Como sociólogo e pesquisador da paz, estou preocupado com as conexões entre os estilos de criação de filhos em países do mundo todo e sua pacificidade. Faço a simples pergunta: “Um país pode se tornar pacífico de forma sustentável se uma grande proporção de suas crianças já sofre violência na família?” Quase tudo que pesquisei sobre isso até agora aponta para um “não” definitivo (publiquei as fontes e estatísticas mais importantes sobre isso em meu e-book “The Forgotten Peace Formula”). E o ODS 16.2. “Proteção à Criança” é – talvez deliberadamente – um subitem do ODS 16 “Paz”.

Minha pesquisa é interdisciplinar por natureza: Primeiro, trata-se de dados internacionais sobre violência contra crianças. Aqui, por um lado, há estatísticas da UNICEF, por exemplo, os relatórios “Hidden in plain sight” (Escondido à vista de todos) e “A familiar Face” (Um rosto familiar), e, por outro lado, há listas detalhadas de proteção legal de crianças contra castigos corporais em países do mundo todo: em http://endcorporalpunishment.org (Corporal punishment é o termo em inglês para castigo corporal). Essas listas também mostram se o castigo corporal é permitido em um país não apenas nas famílias, mas também nas escolas, nos jardins de infância ou até mesmo nas prisões (!).

Esses dados podem ser comparados com o Global Peace Index (Índice Global de Paz), que é publicado todos os anos pelo Institute for Economics and Peace (IEP) e classifica as nações em termos de paz. Aqui já fica claro que nos países mais pacíficos do mundo – a Áustria quase sempre está entre os cinco primeiros (os castigos corporais foram proibidos na Áustria em 1989 – era o terceiro país do mundo) – as crianças não podem mais ser espancadas. Mas é claro que há outros fatores, como democracia, prosperidade e baixa desigualdade social.

A próxima disciplina científica é, obviamente, a psicologia: com foco no desenvolvimento da primeira infância, agora está claro que o trauma da primeira infância – porque bater é exatamente isso – tem um longo efeito negativo posterior, nos piores casos danificando ou bloqueando os centros de empatia no cérebro. É claro que nem toda criança que foi espancada em tenra idade se torna violenta quando adulta, mas o inverso também é verdadeiro – e é aí que entra a psicologia criminal -, pois quase todos os autores de violência (sim, a maioria são homens…) sofreram violência quando crianças. Em países sem proibição de castigos corporais, há, portanto, um número maior de pessoas preparadas para usar a violência porque seu senso de empatia foi perturbado na primeira infância.

INSTRUÇÃO 1: Reescreva tudo desde "Esses dados podem" até "baixa desigualdade social." no trecho sobre paz e castigos corporais, substituindo "Áustria" por "Suécia".

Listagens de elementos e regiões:
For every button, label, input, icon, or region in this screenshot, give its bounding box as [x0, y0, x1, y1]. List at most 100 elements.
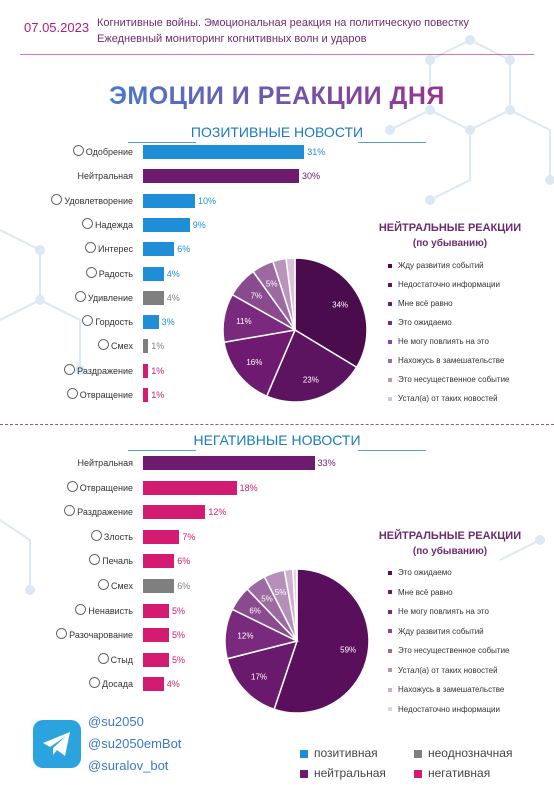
positive-bar-value-label: 10% — [198, 195, 217, 206]
negative-bar-label-text: Смех — [111, 581, 133, 591]
positive-bar-label: Одобрение — [72, 145, 133, 159]
positive-bar-bar — [143, 315, 159, 330]
pie2-legend-label: Это несущественное событие — [398, 646, 510, 655]
legend-positive: позитивная — [300, 746, 378, 760]
positive-bar-row: Нейтральная 30% — [0, 169, 554, 184]
pie2-legend-item: Нахожусь в замешательстве — [388, 683, 504, 697]
positive-bar-label: Радость — [85, 266, 133, 281]
pie2-legend-swatch — [388, 668, 392, 673]
legend-negative-label: негативная — [428, 766, 491, 780]
negative-bar-label: Нейтральная — [78, 456, 133, 470]
pie2-legend-label: Не могу повлиять на это — [398, 607, 489, 616]
pie1-legend-label: Недостаточно информации — [398, 280, 500, 289]
pie1-slice — [223, 329, 297, 398]
pie1-title: НЕЙТРАЛЬНЫЕ РЕАКЦИИ — [378, 222, 522, 234]
negative-bar-bar — [143, 677, 164, 692]
face-icon — [98, 579, 109, 590]
positive-bar-bar — [143, 339, 149, 354]
positive-bar-label: Надежда — [82, 217, 133, 232]
pie1-legend-label: Нахожусь в замешательстве — [398, 356, 505, 365]
positive-section-title: ПОЗИТИВНЫЕ НОВОСТИ — [190, 124, 364, 140]
positive-bar-label: Интерес — [85, 242, 133, 256]
positive-bar-value-label: 3% — [161, 317, 175, 328]
pie1-legend-item: Это ожидаемо — [388, 316, 452, 330]
negative-bar-row: Злость 7% — [0, 529, 554, 544]
interest-icon — [85, 242, 97, 254]
face-icon — [97, 652, 109, 664]
negative-bar-bar — [143, 579, 175, 593]
positive-bar-row: Смех 1% — [0, 339, 554, 354]
negative-bar-value-label: 5% — [172, 630, 186, 641]
positive-bar-bar — [143, 266, 164, 281]
positive-bar-bar — [143, 363, 149, 378]
pie2-slice-label: 6% — [249, 606, 261, 615]
negative-section-title: НЕГАТИВНЫЕ НОВОСТИ — [193, 432, 361, 448]
negative-title-rule-left — [128, 450, 196, 451]
pie2-legend-label: Мне всё равно — [398, 587, 453, 597]
social-handle-2[interactable]: @su2050emBot — [88, 736, 182, 751]
negative-bar-row: Нейтральная 33% — [0, 456, 554, 470]
negative-bar-label: Ненависть — [75, 603, 133, 618]
face-icon — [56, 628, 68, 640]
telegram-logo[interactable] — [33, 720, 81, 768]
positive-bar-row: Удовлетворение 10% — [0, 193, 554, 208]
pie1-slice — [265, 328, 358, 403]
face-icon — [51, 193, 63, 205]
negative-bar-bar — [143, 652, 169, 667]
negative-bar-row: Ненависть 5% — [0, 603, 554, 618]
pie2-subtitle: (по убыванию) — [412, 546, 488, 557]
positive-bar-row: Раздражение 1% — [0, 363, 554, 378]
negative-bar-row: Отвращение 18% — [0, 480, 554, 495]
pie1-legend-swatch — [388, 301, 392, 306]
pie1-subtitle: (по убыванию) — [412, 238, 488, 249]
positive-bar-label-text: Одобрение — [85, 147, 133, 157]
pie1-legend-item: Недостаточно информации — [388, 278, 500, 292]
legend-positive-label: позитивная — [314, 746, 378, 760]
pie2-legend-swatch — [388, 570, 392, 575]
pie2-legend-item: Устал(а) от таких новостей — [388, 664, 498, 678]
negative-bar-label-text: Нейтральная — [77, 458, 133, 468]
face-icon — [89, 554, 101, 566]
social-handle-1[interactable]: @su2050 — [88, 714, 144, 729]
pie1-legend-item: Жду развития событий — [388, 259, 484, 273]
pie2-legend-label: Это ожидаемо — [398, 568, 452, 577]
negative-bar-row: Разочарование 5% — [0, 628, 554, 643]
positive-bar-value-label: 6% — [177, 244, 191, 255]
positive-bar-bar — [143, 217, 190, 232]
legend-neutral: нейтральная — [300, 766, 386, 780]
negative-bar-bar — [143, 505, 206, 520]
negative-bar-label-text: Раздражение — [77, 507, 133, 518]
negative-bar-value-label: 4% — [166, 679, 180, 690]
positive-bar-row: Одобрение 31% — [0, 145, 554, 159]
positive-bar-label: Нейтральная — [78, 169, 133, 183]
pie2-legend-swatch — [388, 648, 392, 653]
pie2-legend-item: Недостаточно информации — [388, 703, 500, 717]
negative-bar-label: Разочарование — [56, 628, 133, 642]
positive-bar-value-label: 31% — [307, 147, 326, 157]
pie1-legend-item: Мне всё равно — [388, 297, 453, 311]
face-icon — [64, 505, 76, 517]
negative-bar-value-label: 6% — [177, 581, 191, 591]
positive-bar-value-label: 9% — [192, 219, 206, 230]
face-icon — [98, 339, 109, 351]
negative-bar-label-text: Печаль — [102, 556, 133, 567]
pie1-slice-label: 16% — [246, 358, 262, 367]
pie1-slice-label: 11% — [236, 317, 251, 326]
pie2-slice — [273, 568, 370, 714]
pie2-slice — [291, 568, 298, 642]
main-title: ЭМОЦИИ И РЕАКЦИИ ДНЯ — [0, 82, 554, 111]
pie1-legend-item: Не могу повлиять на это — [388, 335, 489, 349]
pie2-slice-label: 59% — [340, 645, 356, 654]
negative-bar-value-label: 6% — [177, 556, 191, 567]
social-handle-3[interactable]: @suralov_bot — [88, 758, 169, 773]
positive-bar-label: Отвращение — [66, 388, 133, 402]
pie1-legend-label: Не могу повлиять на это — [398, 337, 489, 346]
legend-neutral-label: нейтральная — [314, 766, 386, 780]
pie2-legend-swatch — [388, 687, 392, 692]
negative-bar-label: Раздражение — [64, 505, 133, 519]
positive-bar-label: Удовлетворение — [51, 193, 133, 208]
positive-bar-label-text: Гордость — [95, 317, 133, 328]
positive-bar-label-text: Отвращение — [79, 390, 133, 400]
negative-bar-row: Раздражение 12% — [0, 505, 554, 520]
negative-bar-value-label: 7% — [182, 531, 196, 542]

INSTRUÇÃO 2: Repita sem alterações tudo desde a linha dos registros que contém "positive-bar-value-label: 10% —" até a linha que contém "positive-bar-row: Нейтральная 30%", incluindo as duas.

RESPOSTA COMPLETA 1:
Esses dados podem ser comparados com o Global Peace Index (Índice Global de Paz), que é publicado todos os anos pelo Institute for Economics and Peace (IEP) e classifica as nações em termos de paz. Aqui já fica claro que nos países mais pacíficos do mundo – a Suécia quase sempre está entre os cinco primeiros (os castigos corporais foram proibidos na Suécia em 1989 – era o terceiro país do mundo) – as crianças não podem mais ser espancadas. Mas é claro que há outros fatores, como democracia, prosperidade e baixa desigualdade social.

RESPOSTA COMPLETA 2:
positive-bar-value-label: 10% — [198, 195, 217, 206]
negative-bar-label-text: Смех — [111, 581, 133, 591]
positive-bar-label: Одобрение — [72, 145, 133, 159]
positive-bar-bar — [143, 315, 159, 330]
pie2-legend-label: Это несущественное событие — [398, 646, 510, 655]
legend-positive: позитивная — [300, 746, 378, 760]
positive-bar-row: Нейтральная 30% — [0, 169, 554, 184]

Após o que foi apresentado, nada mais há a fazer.